Pull out from the material below all lines with "protezione".

Collected data entries
— START —

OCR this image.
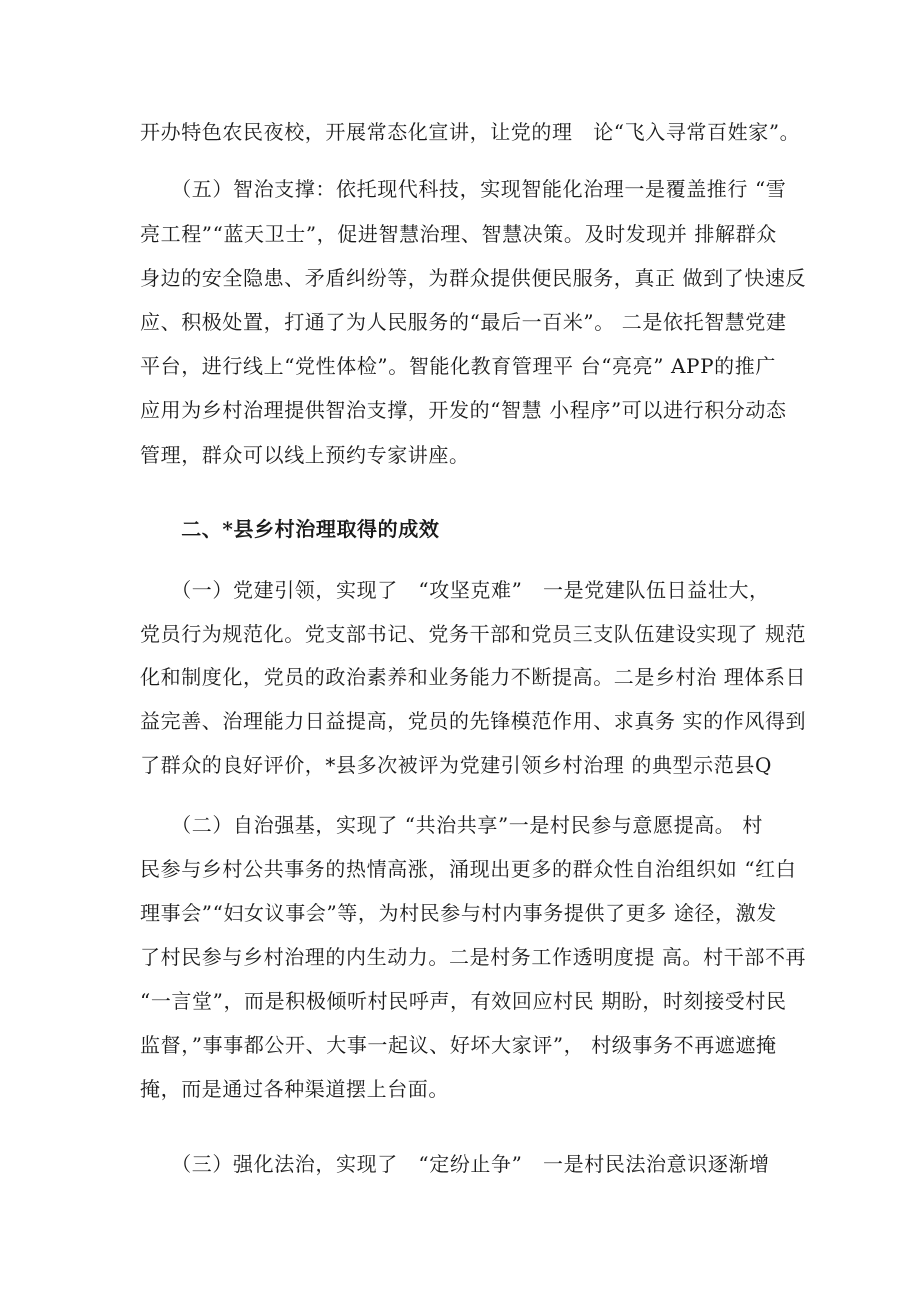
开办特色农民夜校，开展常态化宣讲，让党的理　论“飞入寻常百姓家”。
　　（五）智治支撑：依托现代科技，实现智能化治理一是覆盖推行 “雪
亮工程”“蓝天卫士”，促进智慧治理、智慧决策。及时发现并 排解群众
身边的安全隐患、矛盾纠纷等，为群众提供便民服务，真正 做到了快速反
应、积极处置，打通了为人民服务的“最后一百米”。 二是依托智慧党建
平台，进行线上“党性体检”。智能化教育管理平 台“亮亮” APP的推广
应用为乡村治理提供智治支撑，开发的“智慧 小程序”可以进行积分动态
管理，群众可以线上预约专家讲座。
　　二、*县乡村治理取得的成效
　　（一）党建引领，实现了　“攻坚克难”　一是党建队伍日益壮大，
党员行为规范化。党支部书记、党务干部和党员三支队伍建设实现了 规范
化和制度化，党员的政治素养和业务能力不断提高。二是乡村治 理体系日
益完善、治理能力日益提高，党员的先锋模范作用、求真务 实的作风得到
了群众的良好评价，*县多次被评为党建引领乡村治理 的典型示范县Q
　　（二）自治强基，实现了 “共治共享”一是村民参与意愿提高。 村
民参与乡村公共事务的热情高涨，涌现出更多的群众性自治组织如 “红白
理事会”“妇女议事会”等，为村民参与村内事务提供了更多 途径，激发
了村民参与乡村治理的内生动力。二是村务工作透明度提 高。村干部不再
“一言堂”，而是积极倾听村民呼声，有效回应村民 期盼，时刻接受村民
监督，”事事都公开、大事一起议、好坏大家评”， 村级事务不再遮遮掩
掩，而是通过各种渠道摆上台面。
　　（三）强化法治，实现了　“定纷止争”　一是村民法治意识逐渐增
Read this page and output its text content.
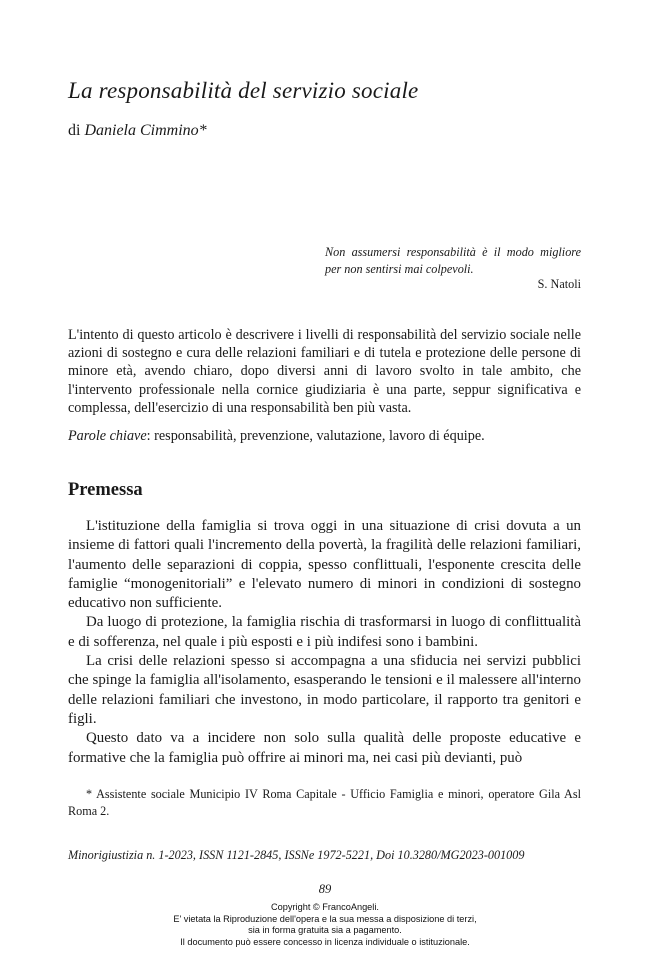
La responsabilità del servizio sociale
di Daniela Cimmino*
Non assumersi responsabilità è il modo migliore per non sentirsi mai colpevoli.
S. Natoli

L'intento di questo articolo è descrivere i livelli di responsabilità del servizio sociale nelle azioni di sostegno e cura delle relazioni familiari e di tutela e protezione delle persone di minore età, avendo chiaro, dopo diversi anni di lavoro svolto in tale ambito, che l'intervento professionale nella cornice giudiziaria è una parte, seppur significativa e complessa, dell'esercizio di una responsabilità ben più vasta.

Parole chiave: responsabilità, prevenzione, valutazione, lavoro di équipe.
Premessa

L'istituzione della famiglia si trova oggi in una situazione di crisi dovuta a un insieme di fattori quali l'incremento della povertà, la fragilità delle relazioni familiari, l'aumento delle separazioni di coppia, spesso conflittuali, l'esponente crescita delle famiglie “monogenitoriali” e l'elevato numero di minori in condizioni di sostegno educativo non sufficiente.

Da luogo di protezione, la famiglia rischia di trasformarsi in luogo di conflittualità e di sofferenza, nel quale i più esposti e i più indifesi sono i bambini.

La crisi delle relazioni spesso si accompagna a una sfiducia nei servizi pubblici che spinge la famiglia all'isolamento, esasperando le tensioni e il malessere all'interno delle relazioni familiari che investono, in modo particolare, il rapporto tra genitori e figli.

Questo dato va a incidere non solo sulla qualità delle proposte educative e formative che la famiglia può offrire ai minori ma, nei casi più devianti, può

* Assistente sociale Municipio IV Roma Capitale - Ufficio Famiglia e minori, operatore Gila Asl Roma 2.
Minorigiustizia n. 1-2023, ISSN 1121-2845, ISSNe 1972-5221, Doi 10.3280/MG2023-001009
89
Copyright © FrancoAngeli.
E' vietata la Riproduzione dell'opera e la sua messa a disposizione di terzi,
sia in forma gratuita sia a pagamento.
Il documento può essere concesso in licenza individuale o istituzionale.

— END —

- **Task answer**
L'intento di questo articolo è descrivere i livelli di responsabilità del servizio sociale nelle azioni di sostegno e cura delle relazioni familiari e di tutela e protezione delle persone di minore età, avendo chiaro, dopo diversi anni di lavoro svolto in tale ambito, che l'intervento professionale nella cornice giudiziaria è una parte, seppur significativa e complessa, dell'esercizio di una responsabilità ben più vasta.
Da luogo di protezione, la famiglia rischia di trasformarsi in luogo di conflittualità e di sofferenza, nel quale i più esposti e i più indifesi sono i bambini.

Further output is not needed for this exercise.